— start Material provided —

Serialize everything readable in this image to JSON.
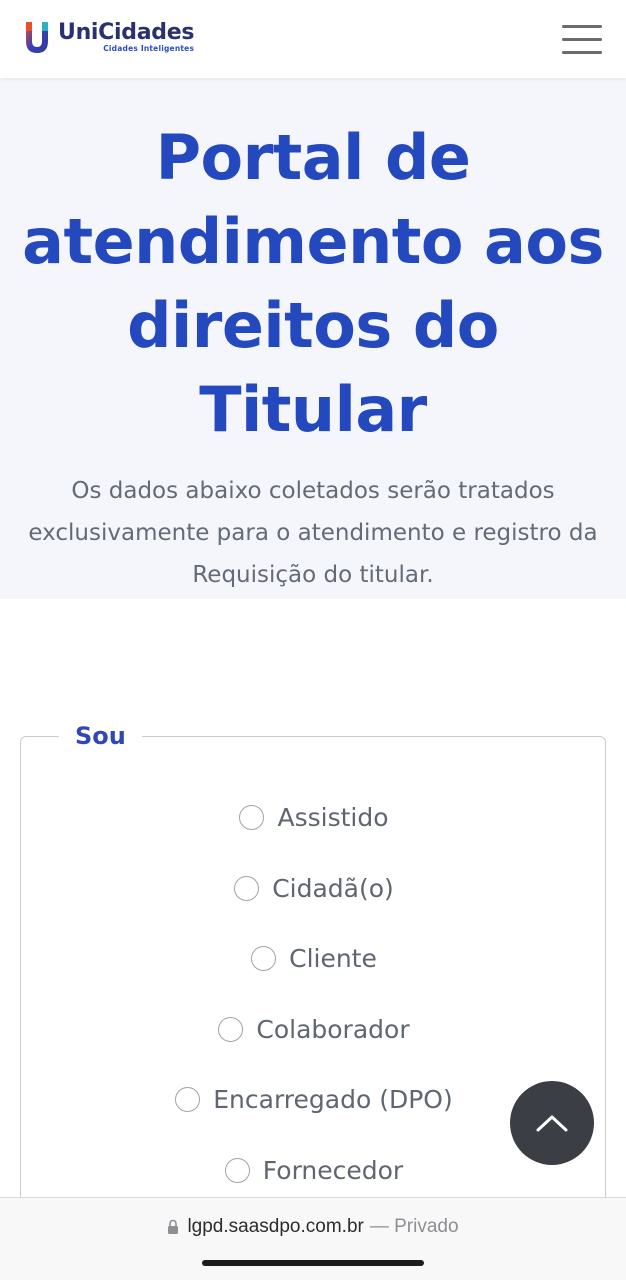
{
  "header": {
    "brand": "UniCidades",
    "tagline": "Cidades Inteligentes",
    "menu_icon": "hamburger-menu-icon"
  },
  "hero": {
    "title": "Portal de atendimento aos direitos do Titular",
    "subtitle": "Os dados abaixo coletados serão tratados exclusivamente para o atendimento e registro da Requisição do titular."
  },
  "form": {
    "legend": "Sou",
    "options": [
      "Assistido",
      "Cidadã(o)",
      "Cliente",
      "Colaborador",
      "Encarregado (DPO)",
      "Fornecedor"
    ]
  },
  "scroll_top": {
    "icon": "chevron-up-icon"
  },
  "browser": {
    "host": "lgpd.saasdpo.com.br",
    "mode": "— Privado",
    "lock_icon": "lock-icon"
  },
  "colors": {
    "accent": "#2448bd",
    "hero_bg": "#f4f6fb",
    "text_muted": "#646b76",
    "scroll_btn": "#3b3f45"
  }
}
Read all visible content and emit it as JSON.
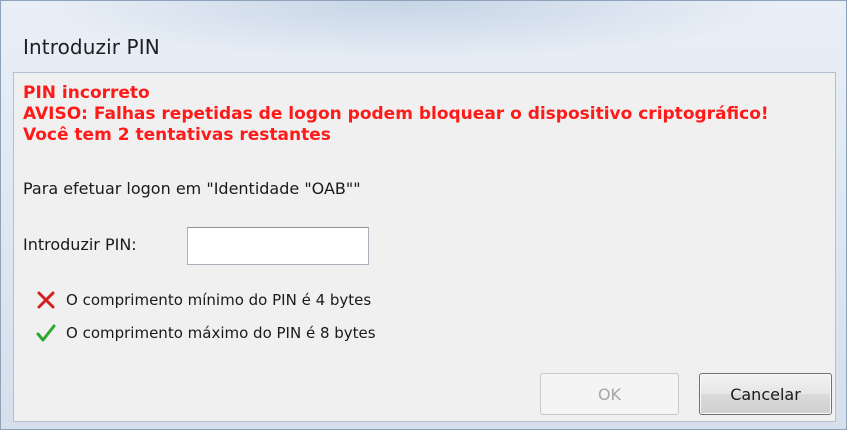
{
  "window": {
    "title": "Introduzir PIN"
  },
  "errors": {
    "line1": "PIN incorreto",
    "line2": "AVISO: Falhas repetidas de logon podem bloquear o dispositivo criptográfico!",
    "line3": "Você tem 2 tentativas restantes"
  },
  "logon_target": "Para efetuar logon em \"Identidade \"OAB\"\"",
  "pin_field": {
    "label": "Introduzir PIN:",
    "value": ""
  },
  "rules": [
    {
      "icon": "red-x-icon",
      "text": "O comprimento mínimo do PIN é 4 bytes",
      "color": "#d32020"
    },
    {
      "icon": "green-check-icon",
      "text": "O comprimento máximo do PIN é 8 bytes",
      "color": "#2fa82f"
    }
  ],
  "buttons": {
    "ok_label": "OK",
    "cancel_label": "Cancelar"
  },
  "colors": {
    "error_text": "#ff1a1a",
    "window_frame": "#dde6f1",
    "client_bg": "#f0f0f0"
  }
}
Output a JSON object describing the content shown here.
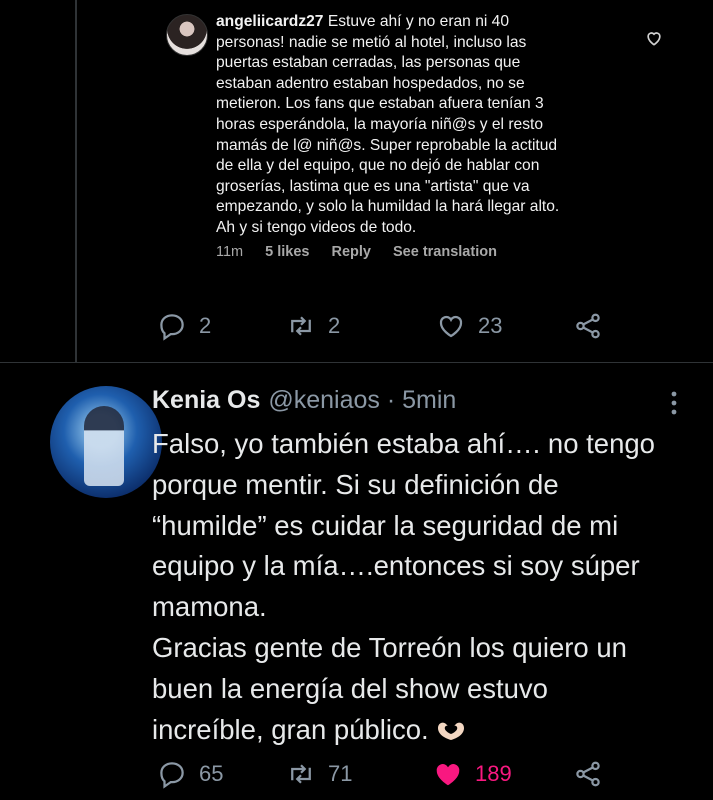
{
  "instagram_comment": {
    "username": "angeliicardz27",
    "text": "Estuve ahí y no eran ni 40\npersonas! nadie se metió al hotel, incluso las\npuertas estaban cerradas, las personas que\nestaban adentro estaban hospedados, no se\nmetieron. Los fans que estaban afuera tenían 3\nhoras esperándola, la mayoría niñ@s y el resto\nmamás de l@ niñ@s. Super reprobable la actitud\nde ella y del equipo, que no dejó de hablar con\ngroserías, lastima que es una \"artista\" que va\nempezando, y solo la humildad la hará llegar alto.\nAh y si tengo videos de todo.",
    "time": "11m",
    "likes": "5 likes",
    "reply": "Reply",
    "translate": "See translation"
  },
  "quoted_actions": {
    "replies": "2",
    "retweets": "2",
    "likes": "23"
  },
  "tweet": {
    "name": "Kenia Os",
    "handle": "@keniaos · 5min",
    "text": "Falso, yo también estaba ahí…. no tengo\nporque mentir. Si su definición de\n“humilde” es cuidar la seguridad de mi\nequipo y la mía….entonces si soy súper\nmamona.\nGracias gente de Torreón los quiero un\nbuen la energía del show estuvo\nincreíble, gran público.",
    "replies": "65",
    "retweets": "71",
    "likes": "189",
    "liked_color": "#f91880"
  }
}
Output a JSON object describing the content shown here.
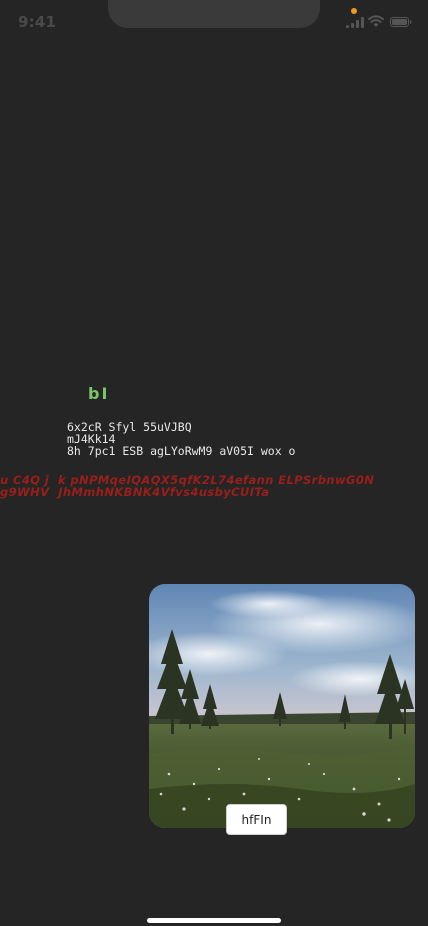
{
  "status_bar": {
    "time": "9:41"
  },
  "content": {
    "short_label": "bI",
    "mono_lines": [
      "6x2cR Sfyl 55uVJBQ",
      "mJ4Kk14",
      "8h 7pc1 ESB agLYoRwM9 aV05I wox o"
    ],
    "red_lines": [
      "u C4Q j  k pNPMqeIQAQX5qfK2L74efann ELPSrbnwG0N",
      "g9WHV  JhMmhNKBNK4Vfvs4usbyCUITa"
    ]
  },
  "photo": {
    "button_label": "hfFIn"
  },
  "colors": {
    "background": "#252525",
    "accent_green": "#7bc66a",
    "accent_red": "#9a1f1a",
    "privacy_dot": "#f39a1c"
  },
  "icons": [
    "cellular-signal-icon",
    "wifi-icon",
    "battery-icon"
  ]
}
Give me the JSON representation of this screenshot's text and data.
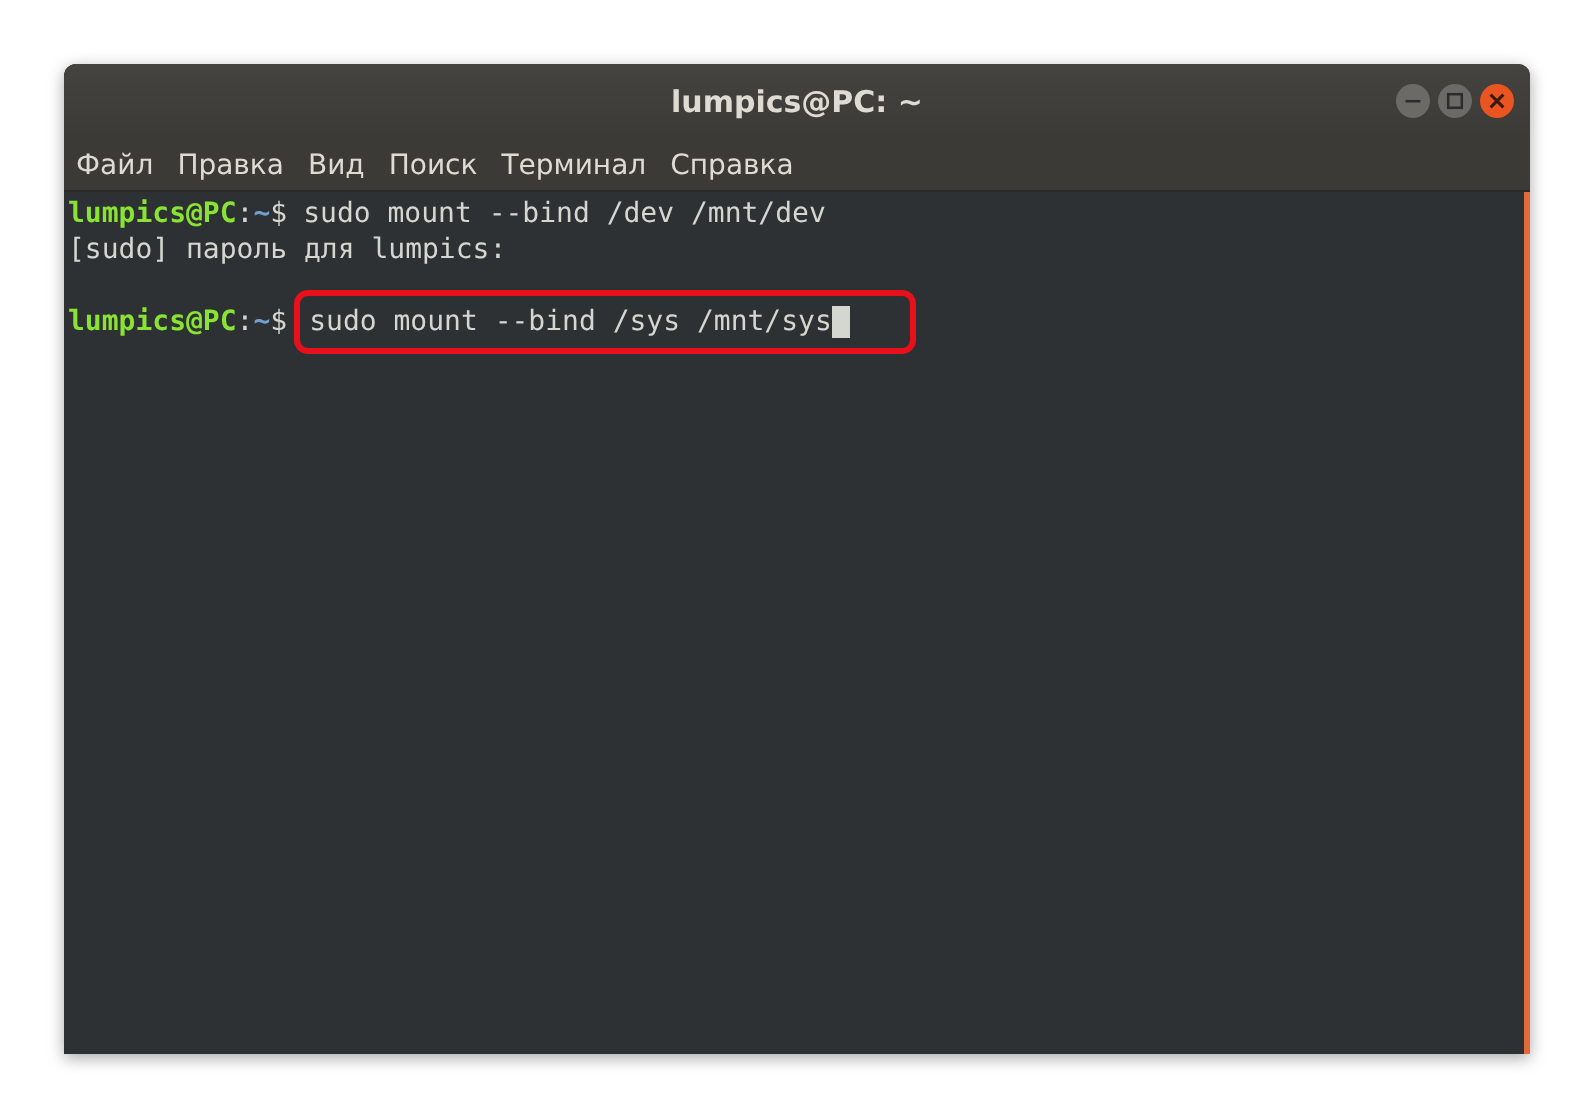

— end Material provided —

Print each entry shown above with exact wording and no pictures.

- Task output -
Serialize everything readable in this image to JSON.
{
  "header": {
    "brand": "UniCidades",
    "tagline": "Cidades Inteligentes",
    "menu_icon": "hamburger-menu-icon"
  },
  "hero": {
    "title": "Portal de atendimento aos direitos do Titular",
    "subtitle": "Os dados abaixo coletados serão tratados exclusivamente para o atendimento e registro da Requisição do titular."
  },
  "form": {
    "legend": "Sou",
    "options": [
      "Assistido",
      "Cidadã(o)",
      "Cliente",
      "Colaborador",
      "Encarregado (DPO)",
      "Fornecedor"
    ]
  },
  "scroll_top": {
    "icon": "chevron-up-icon"
  },
  "browser": {
    "host": "lgpd.saasdpo.com.br",
    "mode": "— Privado",
    "lock_icon": "lock-icon"
  },
  "colors": {
    "accent": "#2448bd",
    "hero_bg": "#f4f6fb",
    "text_muted": "#646b76",
    "scroll_btn": "#3b3f45"
  }
}
Read all visible content and emit it as JSON.
{
  "window": {
    "title": "Introduzir PIN"
  },
  "errors": {
    "line1": "PIN incorreto",
    "line2": "AVISO: Falhas repetidas de logon podem bloquear o dispositivo criptográfico!",
    "line3": "Você tem 2 tentativas restantes"
  },
  "logon_target": "Para efetuar logon em \"Identidade \"OAB\"\"",
  "pin_field": {
    "label": "Introduzir PIN:",
    "value": ""
  },
  "rules": [
    {
      "icon": "red-x-icon",
      "text": "O comprimento mínimo do PIN é 4 bytes",
      "color": "#d32020"
    },
    {
      "icon": "green-check-icon",
      "text": "O comprimento máximo do PIN é 8 bytes",
      "color": "#2fa82f"
    }
  ],
  "buttons": {
    "ok_label": "OK",
    "cancel_label": "Cancelar"
  },
  "colors": {
    "error_text": "#ff1a1a",
    "window_frame": "#dde6f1",
    "client_bg": "#f0f0f0"
  }
}
Output a JSON object describing the content shown here.
{
  "instagram_comment": {
    "username": "angeliicardz27",
    "text": "Estuve ahí y no eran ni 40\npersonas! nadie se metió al hotel, incluso las\npuertas estaban cerradas, las personas que\nestaban adentro estaban hospedados, no se\nmetieron. Los fans que estaban afuera tenían 3\nhoras esperándola, la mayoría niñ@s y el resto\nmamás de l@ niñ@s. Super reprobable la actitud\nde ella y del equipo, que no dejó de hablar con\ngroserías, lastima que es una \"artista\" que va\nempezando, y solo la humildad la hará llegar alto.\nAh y si tengo videos de todo.",
    "time": "11m",
    "likes": "5 likes",
    "reply": "Reply",
    "translate": "See translation"
  },
  "quoted_actions": {
    "replies": "2",
    "retweets": "2",
    "likes": "23"
  },
  "tweet": {
    "name": "Kenia Os",
    "handle": "@keniaos · 5min",
    "text": "Falso, yo también estaba ahí…. no tengo\nporque mentir. Si su definición de\n“humilde” es cuidar la seguridad de mi\nequipo y la mía….entonces si soy súper\nmamona.\nGracias gente de Torreón los quiero un\nbuen la energía del show estuvo\nincreíble, gran público.",
    "replies": "65",
    "retweets": "71",
    "likes": "189",
    "liked_color": "#f91880"
  }
}
Output a JSON object describing the content shown here.
{
  "status_bar": {
    "time": "9:41"
  },
  "content": {
    "short_label": "bI",
    "mono_lines": [
      "6x2cR Sfyl 55uVJBQ",
      "mJ4Kk14",
      "8h 7pc1 ESB agLYoRwM9 aV05I wox o"
    ],
    "red_lines": [
      "u C4Q j  k pNPMqeIQAQX5qfK2L74efann ELPSrbnwG0N",
      "g9WHV  JhMmhNKBNK4Vfvs4usbyCUITa"
    ]
  },
  "photo": {
    "button_label": "hfFIn"
  },
  "colors": {
    "background": "#252525",
    "accent_green": "#7bc66a",
    "accent_red": "#9a1f1a",
    "privacy_dot": "#f39a1c"
  },
  "icons": [
    "cellular-signal-icon",
    "wifi-icon",
    "battery-icon"
  ]
}
Give me the JSON representation of this screenshot's text and data.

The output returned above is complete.